▶ Testo di partenza
Si chiama INEVITABILE, ma questo è un concetto troppo complicato da spiegare a un portiere di 8 anni.
Lui non lo sa, ma per la prima volta si trova davanti a una cosa chiamata “destino”.
Quello peggiore, quello che non puoi cambiare, quello che ti rende impotente.
Quello che ti insegna.
Lo riconoscerai presto nella tua vita e non sarai mai preparato.
Per lui è solo una palla che vola apparentemente innocua nel cielo, da fermare con le mani; ma il padre, appostato dietro la porta, come i vecchi davanti ai cantieri, assapora giá il gusto amaro di tutta la sua impotenza dal momento in cui il pallone è stato scagliato.
Lui immagina.
Sbaglia nell’indovinare.
Conosce il tremore dell’emozione e la solenne importanza di quelle competizioni inutili.
La vita a volte piega le gambe; le palle a palombella piegano le mani.
E come in un copione giá scritto, vedi quel pallone troppo pesante rotolare lentamente dentro la porta, tuo figlio correre indietro alla disperata, sacrificando la schiena contro il palo, e la ineluttabile conseguenza delle responsabilità gravare sulle sue spalle.

▶ Elenco dei record

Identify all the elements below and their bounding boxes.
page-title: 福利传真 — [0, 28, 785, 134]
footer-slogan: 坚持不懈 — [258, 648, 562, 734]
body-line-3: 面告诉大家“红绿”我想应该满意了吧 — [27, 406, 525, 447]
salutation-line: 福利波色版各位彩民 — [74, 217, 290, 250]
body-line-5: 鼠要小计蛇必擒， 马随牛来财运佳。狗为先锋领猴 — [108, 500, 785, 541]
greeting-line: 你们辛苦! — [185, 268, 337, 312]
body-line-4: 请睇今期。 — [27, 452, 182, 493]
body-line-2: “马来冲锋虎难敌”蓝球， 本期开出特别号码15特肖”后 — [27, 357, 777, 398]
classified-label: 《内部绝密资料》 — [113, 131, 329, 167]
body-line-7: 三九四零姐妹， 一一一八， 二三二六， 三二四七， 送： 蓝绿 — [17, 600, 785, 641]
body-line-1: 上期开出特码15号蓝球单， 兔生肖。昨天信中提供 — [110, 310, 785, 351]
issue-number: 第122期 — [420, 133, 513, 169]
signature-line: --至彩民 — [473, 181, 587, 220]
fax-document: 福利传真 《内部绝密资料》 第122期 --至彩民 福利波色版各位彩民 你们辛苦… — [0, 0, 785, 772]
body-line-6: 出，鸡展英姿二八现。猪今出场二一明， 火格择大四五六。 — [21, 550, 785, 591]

▶ Problemi da risolvere
1: Nel testo sul piccolo portiere, quanti anni ha il bambino in porta?
2: Riprendi il testo sul piccolo portiere e scrivine il seguito a partire dall'ultima frase.
I record vengono da un'altra fonte.

▶ Risposte ai compiti
1: Ha 8 anni.

2:
Usciamo dal campo in silenzio.
Entrambi.
Ho come l’impressione che abbia vissuto e superato la prima sottile linea rossa della sua vita, che separa l’ingenuitá dalla maturazione.

Figlio non aver paura di parare un palla a palombella.
Non è mica da questi particolari che si giudica un portiere.
Un portiere lo vedi dal coraggio… e tu ne hai da vendere.
Solo sbagliando s’impara.
Solo le cicatrici ti indicano la strada da non percorrere.
Solo gli errori ti permettono di comprendere e migliorare.
Ma questa mattina è ancora troppo presto... vieni qua, abbracciami forte…

(Dai “Diari di un padre di portiere” dello scrittore russo Aleksey Punturovsky)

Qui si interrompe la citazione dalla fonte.